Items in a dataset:
━━━━━━━━━━

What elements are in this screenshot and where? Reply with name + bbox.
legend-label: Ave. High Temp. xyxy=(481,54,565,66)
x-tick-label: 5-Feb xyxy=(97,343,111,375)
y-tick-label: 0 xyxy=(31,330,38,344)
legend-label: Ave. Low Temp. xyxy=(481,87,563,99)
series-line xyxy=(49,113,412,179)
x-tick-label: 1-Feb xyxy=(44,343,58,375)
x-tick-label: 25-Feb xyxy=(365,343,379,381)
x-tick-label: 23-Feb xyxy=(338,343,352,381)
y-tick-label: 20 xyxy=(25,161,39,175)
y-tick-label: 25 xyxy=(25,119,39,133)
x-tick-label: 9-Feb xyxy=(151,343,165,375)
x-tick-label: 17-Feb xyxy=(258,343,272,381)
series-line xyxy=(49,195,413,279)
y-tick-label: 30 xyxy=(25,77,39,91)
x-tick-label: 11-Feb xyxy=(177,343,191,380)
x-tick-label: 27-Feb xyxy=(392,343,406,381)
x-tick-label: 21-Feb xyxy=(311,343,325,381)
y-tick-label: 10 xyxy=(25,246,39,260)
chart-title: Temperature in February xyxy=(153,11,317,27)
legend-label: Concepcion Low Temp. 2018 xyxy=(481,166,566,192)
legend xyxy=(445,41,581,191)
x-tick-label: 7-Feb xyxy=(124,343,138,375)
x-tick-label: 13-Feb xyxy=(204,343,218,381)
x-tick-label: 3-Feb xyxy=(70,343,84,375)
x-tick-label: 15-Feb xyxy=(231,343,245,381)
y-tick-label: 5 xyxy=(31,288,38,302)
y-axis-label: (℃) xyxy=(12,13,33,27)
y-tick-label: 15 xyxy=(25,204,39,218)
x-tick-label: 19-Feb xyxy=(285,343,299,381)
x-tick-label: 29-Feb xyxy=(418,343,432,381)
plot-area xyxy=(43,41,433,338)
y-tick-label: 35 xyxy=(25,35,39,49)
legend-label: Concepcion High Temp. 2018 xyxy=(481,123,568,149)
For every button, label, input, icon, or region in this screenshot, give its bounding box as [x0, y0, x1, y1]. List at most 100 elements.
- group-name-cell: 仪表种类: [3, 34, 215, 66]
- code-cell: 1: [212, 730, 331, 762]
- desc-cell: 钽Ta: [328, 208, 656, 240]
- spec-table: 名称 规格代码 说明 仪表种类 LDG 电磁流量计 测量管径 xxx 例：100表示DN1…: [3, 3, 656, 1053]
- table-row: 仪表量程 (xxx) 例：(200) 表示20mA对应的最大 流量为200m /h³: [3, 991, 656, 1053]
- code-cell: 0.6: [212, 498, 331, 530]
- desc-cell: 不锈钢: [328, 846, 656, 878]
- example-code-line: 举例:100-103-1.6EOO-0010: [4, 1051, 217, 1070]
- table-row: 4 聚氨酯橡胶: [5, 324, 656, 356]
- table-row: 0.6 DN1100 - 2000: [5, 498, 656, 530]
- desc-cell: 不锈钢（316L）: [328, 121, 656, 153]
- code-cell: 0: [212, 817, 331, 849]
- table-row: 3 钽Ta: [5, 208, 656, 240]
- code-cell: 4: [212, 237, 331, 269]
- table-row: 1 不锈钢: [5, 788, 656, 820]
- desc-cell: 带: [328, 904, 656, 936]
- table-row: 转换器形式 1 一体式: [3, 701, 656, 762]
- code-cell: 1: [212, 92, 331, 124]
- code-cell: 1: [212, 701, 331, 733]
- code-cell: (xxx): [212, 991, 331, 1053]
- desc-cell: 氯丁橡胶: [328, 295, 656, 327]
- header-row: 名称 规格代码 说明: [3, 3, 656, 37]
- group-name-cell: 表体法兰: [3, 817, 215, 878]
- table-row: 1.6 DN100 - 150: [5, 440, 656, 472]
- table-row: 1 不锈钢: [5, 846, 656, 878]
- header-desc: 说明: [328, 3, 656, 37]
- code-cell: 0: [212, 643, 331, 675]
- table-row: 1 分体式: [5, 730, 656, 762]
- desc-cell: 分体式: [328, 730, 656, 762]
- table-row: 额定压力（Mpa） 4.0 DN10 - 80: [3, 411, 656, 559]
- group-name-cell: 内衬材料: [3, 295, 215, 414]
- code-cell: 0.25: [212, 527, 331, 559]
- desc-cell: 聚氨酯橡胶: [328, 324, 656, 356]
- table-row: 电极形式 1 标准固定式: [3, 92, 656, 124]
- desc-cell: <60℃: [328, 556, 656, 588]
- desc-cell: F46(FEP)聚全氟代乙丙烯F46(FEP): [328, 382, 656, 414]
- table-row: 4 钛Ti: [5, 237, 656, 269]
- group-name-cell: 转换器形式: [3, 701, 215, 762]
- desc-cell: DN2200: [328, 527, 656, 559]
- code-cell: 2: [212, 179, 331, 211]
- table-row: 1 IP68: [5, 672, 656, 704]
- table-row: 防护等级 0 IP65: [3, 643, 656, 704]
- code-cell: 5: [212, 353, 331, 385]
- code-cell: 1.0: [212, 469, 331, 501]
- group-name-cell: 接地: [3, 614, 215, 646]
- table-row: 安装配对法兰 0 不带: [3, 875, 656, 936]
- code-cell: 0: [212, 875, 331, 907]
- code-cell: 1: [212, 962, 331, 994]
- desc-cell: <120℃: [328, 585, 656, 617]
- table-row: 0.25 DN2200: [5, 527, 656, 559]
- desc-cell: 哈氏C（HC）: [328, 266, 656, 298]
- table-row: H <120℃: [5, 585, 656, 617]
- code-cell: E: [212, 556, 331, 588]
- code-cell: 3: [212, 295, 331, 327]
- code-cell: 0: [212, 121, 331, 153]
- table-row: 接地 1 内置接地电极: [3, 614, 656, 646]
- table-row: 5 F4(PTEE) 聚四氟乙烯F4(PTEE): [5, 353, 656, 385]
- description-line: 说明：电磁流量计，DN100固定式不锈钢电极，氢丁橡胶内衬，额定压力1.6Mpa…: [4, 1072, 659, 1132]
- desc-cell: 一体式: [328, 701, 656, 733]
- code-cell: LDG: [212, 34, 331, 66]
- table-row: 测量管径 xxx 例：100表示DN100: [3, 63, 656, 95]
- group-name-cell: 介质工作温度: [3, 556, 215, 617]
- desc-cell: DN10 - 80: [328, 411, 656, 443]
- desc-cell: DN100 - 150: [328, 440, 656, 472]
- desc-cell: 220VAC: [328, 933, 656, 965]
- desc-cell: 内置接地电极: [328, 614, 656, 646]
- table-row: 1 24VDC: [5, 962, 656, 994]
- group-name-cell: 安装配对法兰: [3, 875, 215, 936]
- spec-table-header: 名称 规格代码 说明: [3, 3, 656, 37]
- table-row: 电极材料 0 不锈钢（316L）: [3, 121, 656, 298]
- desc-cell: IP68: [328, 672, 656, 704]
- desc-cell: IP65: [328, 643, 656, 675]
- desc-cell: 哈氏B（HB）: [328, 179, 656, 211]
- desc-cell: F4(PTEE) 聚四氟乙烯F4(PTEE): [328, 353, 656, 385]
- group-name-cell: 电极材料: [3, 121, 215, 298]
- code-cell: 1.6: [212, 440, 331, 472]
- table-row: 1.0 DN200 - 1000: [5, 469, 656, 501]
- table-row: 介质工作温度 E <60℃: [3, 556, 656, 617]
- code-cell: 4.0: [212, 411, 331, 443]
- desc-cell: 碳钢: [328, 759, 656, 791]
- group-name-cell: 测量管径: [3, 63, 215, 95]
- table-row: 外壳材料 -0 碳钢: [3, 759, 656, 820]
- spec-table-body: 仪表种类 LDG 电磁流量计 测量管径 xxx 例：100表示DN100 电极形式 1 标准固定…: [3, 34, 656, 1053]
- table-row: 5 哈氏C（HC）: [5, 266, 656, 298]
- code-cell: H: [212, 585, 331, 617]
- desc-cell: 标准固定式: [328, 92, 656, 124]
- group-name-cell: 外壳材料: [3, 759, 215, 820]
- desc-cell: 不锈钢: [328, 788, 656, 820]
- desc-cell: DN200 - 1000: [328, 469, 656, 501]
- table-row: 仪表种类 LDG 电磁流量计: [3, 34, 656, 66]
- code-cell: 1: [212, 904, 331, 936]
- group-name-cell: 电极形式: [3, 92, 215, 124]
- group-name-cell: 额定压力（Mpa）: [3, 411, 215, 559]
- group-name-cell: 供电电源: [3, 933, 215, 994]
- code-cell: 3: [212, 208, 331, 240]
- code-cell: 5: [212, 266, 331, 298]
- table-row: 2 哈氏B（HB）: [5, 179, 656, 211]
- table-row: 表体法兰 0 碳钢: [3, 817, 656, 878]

━━━━━━━━━━

- [Exercise requirements]: Rewrite the lines from the very first one up to and including the line with "y-tick-label: 30 xyxy=(25,77,39,91)" as a Markdown table with the columns "Row" and "Line", leaving out any blank lines.

- [Written answer]:
| Row | Line |
|---|---|
| 1 | What elements are in this screenshot and where? Reply with name + bbox. |
| 2 | legend-label: Ave. High Temp. xyxy=(481,54,565,66) |
| 3 | x-tick-label: 5-Feb xyxy=(97,343,111,375) |
| 4 | y-tick-label: 0 xyxy=(31,330,38,344) |
| 5 | legend-label: Ave. Low Temp. xyxy=(481,87,563,99) |
| 6 | series-line xyxy=(49,113,412,179) |
| 7 | x-tick-label: 1-Feb xyxy=(44,343,58,375) |
| 8 | x-tick-label: 25-Feb xyxy=(365,343,379,381) |
| 9 | x-tick-label: 23-Feb xyxy=(338,343,352,381) |
| 10 | y-tick-label: 20 xyxy=(25,161,39,175) |
| 11 | y-tick-label: 25 xyxy=(25,119,39,133) |
| 12 | x-tick-label: 9-Feb xyxy=(151,343,165,375) |
| 13 | x-tick-label: 17-Feb xyxy=(258,343,272,381) |
| 14 | series-line xyxy=(49,195,413,279) |
| 15 | y-tick-label: 30 xyxy=(25,77,39,91) |